THE RECORDS:
* * * * *
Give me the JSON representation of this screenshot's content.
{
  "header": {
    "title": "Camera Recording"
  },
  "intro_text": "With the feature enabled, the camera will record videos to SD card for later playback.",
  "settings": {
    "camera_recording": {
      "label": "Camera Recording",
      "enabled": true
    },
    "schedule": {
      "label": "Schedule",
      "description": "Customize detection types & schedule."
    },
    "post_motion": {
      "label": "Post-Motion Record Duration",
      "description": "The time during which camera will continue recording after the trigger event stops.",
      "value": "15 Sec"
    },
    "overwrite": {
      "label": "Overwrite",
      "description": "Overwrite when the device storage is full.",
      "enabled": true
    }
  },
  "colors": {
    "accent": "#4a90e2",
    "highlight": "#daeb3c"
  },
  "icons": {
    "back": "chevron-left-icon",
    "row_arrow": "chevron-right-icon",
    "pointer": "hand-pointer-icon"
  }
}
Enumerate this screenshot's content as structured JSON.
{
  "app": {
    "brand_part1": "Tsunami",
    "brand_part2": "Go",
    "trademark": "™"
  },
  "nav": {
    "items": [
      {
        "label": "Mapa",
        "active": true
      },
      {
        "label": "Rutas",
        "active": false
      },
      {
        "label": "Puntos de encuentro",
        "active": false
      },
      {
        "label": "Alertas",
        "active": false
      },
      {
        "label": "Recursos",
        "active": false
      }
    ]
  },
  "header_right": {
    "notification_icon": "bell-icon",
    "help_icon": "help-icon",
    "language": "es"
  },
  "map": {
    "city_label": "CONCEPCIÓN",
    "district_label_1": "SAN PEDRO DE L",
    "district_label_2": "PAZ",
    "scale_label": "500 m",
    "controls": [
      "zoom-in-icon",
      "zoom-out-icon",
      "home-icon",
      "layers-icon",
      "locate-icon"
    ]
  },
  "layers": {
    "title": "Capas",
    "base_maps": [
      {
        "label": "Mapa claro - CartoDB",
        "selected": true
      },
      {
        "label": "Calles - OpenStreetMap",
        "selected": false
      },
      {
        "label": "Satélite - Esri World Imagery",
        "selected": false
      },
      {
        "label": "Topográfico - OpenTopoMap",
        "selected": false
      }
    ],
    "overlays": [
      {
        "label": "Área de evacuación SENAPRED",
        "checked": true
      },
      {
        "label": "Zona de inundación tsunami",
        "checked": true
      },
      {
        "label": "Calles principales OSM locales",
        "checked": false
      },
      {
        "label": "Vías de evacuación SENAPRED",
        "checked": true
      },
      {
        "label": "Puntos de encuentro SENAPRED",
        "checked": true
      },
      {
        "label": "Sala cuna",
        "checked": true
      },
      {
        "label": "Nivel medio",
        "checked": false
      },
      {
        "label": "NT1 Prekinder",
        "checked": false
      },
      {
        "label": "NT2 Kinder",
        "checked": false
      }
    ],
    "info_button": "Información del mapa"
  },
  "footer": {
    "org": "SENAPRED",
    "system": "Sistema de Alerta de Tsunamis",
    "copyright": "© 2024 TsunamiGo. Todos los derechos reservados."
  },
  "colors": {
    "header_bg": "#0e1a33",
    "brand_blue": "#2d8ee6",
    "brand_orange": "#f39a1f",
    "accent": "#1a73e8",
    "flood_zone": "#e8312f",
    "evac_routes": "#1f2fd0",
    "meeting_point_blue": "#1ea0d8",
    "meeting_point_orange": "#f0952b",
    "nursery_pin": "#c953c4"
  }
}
* * * * *
Copy out all of the lines above exactly.

COMPLETED TASK:
Give me the JSON representation of this screenshot's content.
{
  "header": {
    "title": "Camera Recording"
  },
  "intro_text": "With the feature enabled, the camera will record videos to SD card for later playback.",
  "settings": {
    "camera_recording": {
      "label": "Camera Recording",
      "enabled": true
    },
    "schedule": {
      "label": "Schedule",
      "description": "Customize detection types & schedule."
    },
    "post_motion": {
      "label": "Post-Motion Record Duration",
      "description": "The time during which camera will continue recording after the trigger event stops.",
      "value": "15 Sec"
    },
    "overwrite": {
      "label": "Overwrite",
      "description": "Overwrite when the device storage is full.",
      "enabled": true
    }
  },
  "colors": {
    "accent": "#4a90e2",
    "highlight": "#daeb3c"
  },
  "icons": {
    "back": "chevron-left-icon",
    "row_arrow": "chevron-right-icon",
    "pointer": "hand-pointer-icon"
  }
}
Enumerate this screenshot's content as structured JSON.
{
  "app": {
    "brand_part1": "Tsunami",
    "brand_part2": "Go",
    "trademark": "™"
  },
  "nav": {
    "items": [
      {
        "label": "Mapa",
        "active": true
      },
      {
        "label": "Rutas",
        "active": false
      },
      {
        "label": "Puntos de encuentro",
        "active": false
      },
      {
        "label": "Alertas",
        "active": false
      },
      {
        "label": "Recursos",
        "active": false
      }
    ]
  },
  "header_right": {
    "notification_icon": "bell-icon",
    "help_icon": "help-icon",
    "language": "es"
  },
  "map": {
    "city_label": "CONCEPCIÓN",
    "district_label_1": "SAN PEDRO DE L",
    "district_label_2": "PAZ",
    "scale_label": "500 m",
    "controls": [
      "zoom-in-icon",
      "zoom-out-icon",
      "home-icon",
      "layers-icon",
      "locate-icon"
    ]
  },
  "layers": {
    "title": "Capas",
    "base_maps": [
      {
        "label": "Mapa claro - CartoDB",
        "selected": true
      },
      {
        "label": "Calles - OpenStreetMap",
        "selected": false
      },
      {
        "label": "Satélite - Esri World Imagery",
        "selected": false
      },
      {
        "label": "Topográfico - OpenTopoMap",
        "selected": false
      }
    ],
    "overlays": [
      {
        "label": "Área de evacuación SENAPRED",
        "checked": true
      },
      {
        "label": "Zona de inundación tsunami",
        "checked": true
      },
      {
        "label": "Calles principales OSM locales",
        "checked": false
      },
      {
        "label": "Vías de evacuación SENAPRED",
        "checked": true
      },
      {
        "label": "Puntos de encuentro SENAPRED",
        "checked": true
      },
      {
        "label": "Sala cuna",
        "checked": true
      },
      {
        "label": "Nivel medio",
        "checked": false
      },
      {
        "label": "NT1 Prekinder",
        "checked": false
      },
      {
        "label": "NT2 Kinder",
        "checked": false
      }
    ],
    "info_button": "Información del mapa"
  },
  "footer": {
    "org": "SENAPRED",
    "system": "Sistema de Alerta de Tsunamis",
    "copyright": "© 2024 TsunamiGo. Todos los derechos reservados."
  },
  "colors": {
    "header_bg": "#0e1a33",
    "brand_blue": "#2d8ee6",
    "brand_orange": "#f39a1f",
    "accent": "#1a73e8",
    "flood_zone": "#e8312f",
    "evac_routes": "#1f2fd0",
    "meeting_point_blue": "#1ea0d8",
    "meeting_point_orange": "#f0952b",
    "nursery_pin": "#c953c4"
  }
}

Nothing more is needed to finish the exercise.